======== SOURCE DATA ========
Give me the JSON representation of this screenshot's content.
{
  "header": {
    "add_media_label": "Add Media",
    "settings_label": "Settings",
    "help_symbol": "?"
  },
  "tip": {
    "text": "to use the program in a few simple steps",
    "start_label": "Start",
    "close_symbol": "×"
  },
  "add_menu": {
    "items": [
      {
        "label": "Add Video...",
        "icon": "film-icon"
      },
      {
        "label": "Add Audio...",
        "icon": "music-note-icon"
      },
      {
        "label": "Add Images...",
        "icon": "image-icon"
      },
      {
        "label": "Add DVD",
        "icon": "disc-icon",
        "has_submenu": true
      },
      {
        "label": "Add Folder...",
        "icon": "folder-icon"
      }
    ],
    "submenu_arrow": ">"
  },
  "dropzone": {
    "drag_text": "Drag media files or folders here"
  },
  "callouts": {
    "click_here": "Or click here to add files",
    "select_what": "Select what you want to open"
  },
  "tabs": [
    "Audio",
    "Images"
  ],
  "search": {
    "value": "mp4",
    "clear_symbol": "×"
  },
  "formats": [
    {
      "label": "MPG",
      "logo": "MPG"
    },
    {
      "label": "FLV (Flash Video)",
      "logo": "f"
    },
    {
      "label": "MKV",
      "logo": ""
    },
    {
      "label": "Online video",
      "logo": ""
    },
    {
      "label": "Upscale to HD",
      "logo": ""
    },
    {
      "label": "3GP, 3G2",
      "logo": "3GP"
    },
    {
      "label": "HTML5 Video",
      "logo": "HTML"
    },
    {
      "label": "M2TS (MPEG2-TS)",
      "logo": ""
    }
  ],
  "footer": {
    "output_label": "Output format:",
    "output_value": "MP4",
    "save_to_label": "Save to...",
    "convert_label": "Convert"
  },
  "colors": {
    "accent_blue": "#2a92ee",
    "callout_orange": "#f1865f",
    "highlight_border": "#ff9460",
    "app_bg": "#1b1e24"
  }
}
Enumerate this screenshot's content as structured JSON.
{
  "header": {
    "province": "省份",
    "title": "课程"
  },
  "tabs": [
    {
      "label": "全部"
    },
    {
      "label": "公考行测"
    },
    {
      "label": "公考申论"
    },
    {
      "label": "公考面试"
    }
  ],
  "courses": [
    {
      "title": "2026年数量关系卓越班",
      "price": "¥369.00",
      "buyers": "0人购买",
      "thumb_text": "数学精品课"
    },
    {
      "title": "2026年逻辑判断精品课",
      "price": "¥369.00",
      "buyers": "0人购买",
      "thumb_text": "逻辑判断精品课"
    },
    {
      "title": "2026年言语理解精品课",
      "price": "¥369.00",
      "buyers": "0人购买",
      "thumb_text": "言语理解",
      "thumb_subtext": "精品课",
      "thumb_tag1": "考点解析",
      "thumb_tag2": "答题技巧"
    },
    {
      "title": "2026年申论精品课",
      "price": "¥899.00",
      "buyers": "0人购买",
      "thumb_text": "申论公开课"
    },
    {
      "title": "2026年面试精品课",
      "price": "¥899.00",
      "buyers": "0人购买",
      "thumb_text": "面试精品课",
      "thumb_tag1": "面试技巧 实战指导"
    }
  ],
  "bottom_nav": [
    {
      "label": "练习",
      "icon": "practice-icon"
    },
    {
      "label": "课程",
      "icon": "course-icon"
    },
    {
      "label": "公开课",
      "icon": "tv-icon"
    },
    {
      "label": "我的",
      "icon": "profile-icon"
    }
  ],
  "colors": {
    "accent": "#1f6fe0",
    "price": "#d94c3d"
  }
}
========
**EXERCISE GOAL**.
Retype the listing. Match it exactly.

**COMPLETE ANSWER**.
Give me the JSON representation of this screenshot's content.
{
  "header": {
    "add_media_label": "Add Media",
    "settings_label": "Settings",
    "help_symbol": "?"
  },
  "tip": {
    "text": "to use the program in a few simple steps",
    "start_label": "Start",
    "close_symbol": "×"
  },
  "add_menu": {
    "items": [
      {
        "label": "Add Video...",
        "icon": "film-icon"
      },
      {
        "label": "Add Audio...",
        "icon": "music-note-icon"
      },
      {
        "label": "Add Images...",
        "icon": "image-icon"
      },
      {
        "label": "Add DVD",
        "icon": "disc-icon",
        "has_submenu": true
      },
      {
        "label": "Add Folder...",
        "icon": "folder-icon"
      }
    ],
    "submenu_arrow": ">"
  },
  "dropzone": {
    "drag_text": "Drag media files or folders here"
  },
  "callouts": {
    "click_here": "Or click here to add files",
    "select_what": "Select what you want to open"
  },
  "tabs": [
    "Audio",
    "Images"
  ],
  "search": {
    "value": "mp4",
    "clear_symbol": "×"
  },
  "formats": [
    {
      "label": "MPG",
      "logo": "MPG"
    },
    {
      "label": "FLV (Flash Video)",
      "logo": "f"
    },
    {
      "label": "MKV",
      "logo": ""
    },
    {
      "label": "Online video",
      "logo": ""
    },
    {
      "label": "Upscale to HD",
      "logo": ""
    },
    {
      "label": "3GP, 3G2",
      "logo": "3GP"
    },
    {
      "label": "HTML5 Video",
      "logo": "HTML"
    },
    {
      "label": "M2TS (MPEG2-TS)",
      "logo": ""
    }
  ],
  "footer": {
    "output_label": "Output format:",
    "output_value": "MP4",
    "save_to_label": "Save to...",
    "convert_label": "Convert"
  },
  "colors": {
    "accent_blue": "#2a92ee",
    "callout_orange": "#f1865f",
    "highlight_border": "#ff9460",
    "app_bg": "#1b1e24"
  }
}
Enumerate this screenshot's content as structured JSON.
{
  "header": {
    "province": "省份",
    "title": "课程"
  },
  "tabs": [
    {
      "label": "全部"
    },
    {
      "label": "公考行测"
    },
    {
      "label": "公考申论"
    },
    {
      "label": "公考面试"
    }
  ],
  "courses": [
    {
      "title": "2026年数量关系卓越班",
      "price": "¥369.00",
      "buyers": "0人购买",
      "thumb_text": "数学精品课"
    },
    {
      "title": "2026年逻辑判断精品课",
      "price": "¥369.00",
      "buyers": "0人购买",
      "thumb_text": "逻辑判断精品课"
    },
    {
      "title": "2026年言语理解精品课",
      "price": "¥369.00",
      "buyers": "0人购买",
      "thumb_text": "言语理解",
      "thumb_subtext": "精品课",
      "thumb_tag1": "考点解析",
      "thumb_tag2": "答题技巧"
    },
    {
      "title": "2026年申论精品课",
      "price": "¥899.00",
      "buyers": "0人购买",
      "thumb_text": "申论公开课"
    },
    {
      "title": "2026年面试精品课",
      "price": "¥899.00",
      "buyers": "0人购买",
      "thumb_text": "面试精品课",
      "thumb_tag1": "面试技巧 实战指导"
    }
  ],
  "bottom_nav": [
    {
      "label": "练习",
      "icon": "practice-icon"
    },
    {
      "label": "课程",
      "icon": "course-icon"
    },
    {
      "label": "公开课",
      "icon": "tv-icon"
    },
    {
      "label": "我的",
      "icon": "profile-icon"
    }
  ],
  "colors": {
    "accent": "#1f6fe0",
    "price": "#d94c3d"
  }
}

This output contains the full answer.